═════ Extracted entries
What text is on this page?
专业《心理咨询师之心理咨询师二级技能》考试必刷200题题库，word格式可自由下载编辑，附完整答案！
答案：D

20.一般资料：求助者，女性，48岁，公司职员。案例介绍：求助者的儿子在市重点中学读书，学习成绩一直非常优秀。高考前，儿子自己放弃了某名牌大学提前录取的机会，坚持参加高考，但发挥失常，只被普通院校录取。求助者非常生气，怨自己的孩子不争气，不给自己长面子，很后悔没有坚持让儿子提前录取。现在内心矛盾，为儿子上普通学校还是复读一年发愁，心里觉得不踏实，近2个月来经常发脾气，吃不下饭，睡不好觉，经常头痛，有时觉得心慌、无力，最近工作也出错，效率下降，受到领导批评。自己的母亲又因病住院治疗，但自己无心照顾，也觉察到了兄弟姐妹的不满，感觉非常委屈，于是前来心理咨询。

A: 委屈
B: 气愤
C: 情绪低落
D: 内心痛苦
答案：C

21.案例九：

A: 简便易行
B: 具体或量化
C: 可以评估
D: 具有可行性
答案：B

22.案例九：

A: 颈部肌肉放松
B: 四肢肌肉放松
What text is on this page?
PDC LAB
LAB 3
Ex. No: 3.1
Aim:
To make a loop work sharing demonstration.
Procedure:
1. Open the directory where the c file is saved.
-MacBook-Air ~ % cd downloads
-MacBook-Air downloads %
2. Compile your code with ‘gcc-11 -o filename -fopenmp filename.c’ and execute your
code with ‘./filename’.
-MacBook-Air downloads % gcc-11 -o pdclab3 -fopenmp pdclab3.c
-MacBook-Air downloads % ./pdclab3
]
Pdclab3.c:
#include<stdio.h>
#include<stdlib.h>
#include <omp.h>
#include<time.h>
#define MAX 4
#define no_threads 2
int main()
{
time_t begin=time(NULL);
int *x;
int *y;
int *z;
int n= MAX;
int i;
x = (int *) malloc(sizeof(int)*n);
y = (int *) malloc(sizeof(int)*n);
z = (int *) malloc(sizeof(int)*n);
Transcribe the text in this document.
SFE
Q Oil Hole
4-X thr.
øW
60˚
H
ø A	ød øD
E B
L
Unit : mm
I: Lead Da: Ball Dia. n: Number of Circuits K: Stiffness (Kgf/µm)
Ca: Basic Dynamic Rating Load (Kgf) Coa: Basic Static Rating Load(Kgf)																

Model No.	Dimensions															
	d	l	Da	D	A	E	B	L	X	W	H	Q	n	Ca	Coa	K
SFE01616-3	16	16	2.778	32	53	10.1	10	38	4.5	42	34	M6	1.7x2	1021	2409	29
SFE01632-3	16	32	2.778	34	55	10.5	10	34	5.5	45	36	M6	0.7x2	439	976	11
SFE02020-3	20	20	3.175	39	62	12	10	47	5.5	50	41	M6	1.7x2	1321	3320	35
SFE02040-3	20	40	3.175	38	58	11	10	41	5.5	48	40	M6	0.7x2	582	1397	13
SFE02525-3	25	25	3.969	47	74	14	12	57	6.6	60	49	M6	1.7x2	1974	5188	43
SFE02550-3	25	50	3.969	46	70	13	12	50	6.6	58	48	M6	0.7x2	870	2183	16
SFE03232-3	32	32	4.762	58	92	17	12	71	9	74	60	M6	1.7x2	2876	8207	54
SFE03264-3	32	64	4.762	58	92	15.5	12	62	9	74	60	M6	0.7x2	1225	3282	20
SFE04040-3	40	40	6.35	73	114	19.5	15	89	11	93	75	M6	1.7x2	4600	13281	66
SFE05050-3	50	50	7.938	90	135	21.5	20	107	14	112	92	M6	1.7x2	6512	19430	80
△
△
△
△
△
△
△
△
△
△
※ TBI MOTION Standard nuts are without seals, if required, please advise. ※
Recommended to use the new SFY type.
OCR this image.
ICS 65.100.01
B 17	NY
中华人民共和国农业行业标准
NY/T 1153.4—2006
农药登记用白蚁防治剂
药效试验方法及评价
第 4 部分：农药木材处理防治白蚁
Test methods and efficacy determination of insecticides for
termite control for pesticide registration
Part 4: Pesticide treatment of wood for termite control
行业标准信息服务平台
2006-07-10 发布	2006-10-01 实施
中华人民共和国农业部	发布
══════════
Exercise goal:
The records above should all be quoted exactly, please.

Written response:
What text is on this page?
专业《心理咨询师之心理咨询师二级技能》考试必刷200题题库，word格式可自由下载编辑，附完整答案！
答案：D

20.一般资料：求助者，女性，48岁，公司职员。案例介绍：求助者的儿子在市重点中学读书，学习成绩一直非常优秀。高考前，儿子自己放弃了某名牌大学提前录取的机会，坚持参加高考，但发挥失常，只被普通院校录取。求助者非常生气，怨自己的孩子不争气，不给自己长面子，很后悔没有坚持让儿子提前录取。现在内心矛盾，为儿子上普通学校还是复读一年发愁，心里觉得不踏实，近2个月来经常发脾气，吃不下饭，睡不好觉，经常头痛，有时觉得心慌、无力，最近工作也出错，效率下降，受到领导批评。自己的母亲又因病住院治疗，但自己无心照顾，也觉察到了兄弟姐妹的不满，感觉非常委屈，于是前来心理咨询。

A: 委屈
B: 气愤
C: 情绪低落
D: 内心痛苦
答案：C

21.案例九：

A: 简便易行
B: 具体或量化
C: 可以评估
D: 具有可行性
答案：B

22.案例九：

A: 颈部肌肉放松
B: 四肢肌肉放松
What text is on this page?
PDC LAB
LAB 3
Ex. No: 3.1
Aim:
To make a loop work sharing demonstration.
Procedure:
1. Open the directory where the c file is saved.
-MacBook-Air ~ % cd downloads
-MacBook-Air downloads %
2. Compile your code with ‘gcc-11 -o filename -fopenmp filename.c’ and execute your
code with ‘./filename’.
-MacBook-Air downloads % gcc-11 -o pdclab3 -fopenmp pdclab3.c
-MacBook-Air downloads % ./pdclab3
]
Pdclab3.c:
#include<stdio.h>
#include<stdlib.h>
#include <omp.h>
#include<time.h>
#define MAX 4
#define no_threads 2
int main()
{
time_t begin=time(NULL);
int *x;
int *y;
int *z;
int n= MAX;
int i;
x = (int *) malloc(sizeof(int)*n);
y = (int *) malloc(sizeof(int)*n);
z = (int *) malloc(sizeof(int)*n);
Transcribe the text in this document.
SFE
Q Oil Hole
4-X thr.
øW
60˚
H
ø A	ød øD
E B
L
Unit : mm
I: Lead Da: Ball Dia. n: Number of Circuits K: Stiffness (Kgf/µm)
Ca: Basic Dynamic Rating Load (Kgf) Coa: Basic Static Rating Load(Kgf)																

Model No.	Dimensions															
	d	l	Da	D	A	E	B	L	X	W	H	Q	n	Ca	Coa	K
SFE01616-3	16	16	2.778	32	53	10.1	10	38	4.5	42	34	M6	1.7x2	1021	2409	29
SFE01632-3	16	32	2.778	34	55	10.5	10	34	5.5	45	36	M6	0.7x2	439	976	11
SFE02020-3	20	20	3.175	39	62	12	10	47	5.5	50	41	M6	1.7x2	1321	3320	35
SFE02040-3	20	40	3.175	38	58	11	10	41	5.5	48	40	M6	0.7x2	582	1397	13
SFE02525-3	25	25	3.969	47	74	14	12	57	6.6	60	49	M6	1.7x2	1974	5188	43
SFE02550-3	25	50	3.969	46	70	13	12	50	6.6	58	48	M6	0.7x2	870	2183	16
SFE03232-3	32	32	4.762	58	92	17	12	71	9	74	60	M6	1.7x2	2876	8207	54
SFE03264-3	32	64	4.762	58	92	15.5	12	62	9	74	60	M6	0.7x2	1225	3282	20
SFE04040-3	40	40	6.35	73	114	19.5	15	89	11	93	75	M6	1.7x2	4600	13281	66
SFE05050-3	50	50	7.938	90	135	21.5	20	107	14	112	92	M6	1.7x2	6512	19430	80
△
△
△
△
△
△
△
△
△
△
※ TBI MOTION Standard nuts are without seals, if required, please advise. ※
Recommended to use the new SFY type.
OCR this image.
ICS 65.100.01
B 17	NY
中华人民共和国农业行业标准
NY/T 1153.4—2006
农药登记用白蚁防治剂
药效试验方法及评价
第 4 部分：农药木材处理防治白蚁
Test methods and efficacy determination of insecticides for
termite control for pesticide registration
Part 4: Pesticide treatment of wood for termite control
行业标准信息服务平台
2006-07-10 发布	2006-10-01 实施
中华人民共和国农业部	发布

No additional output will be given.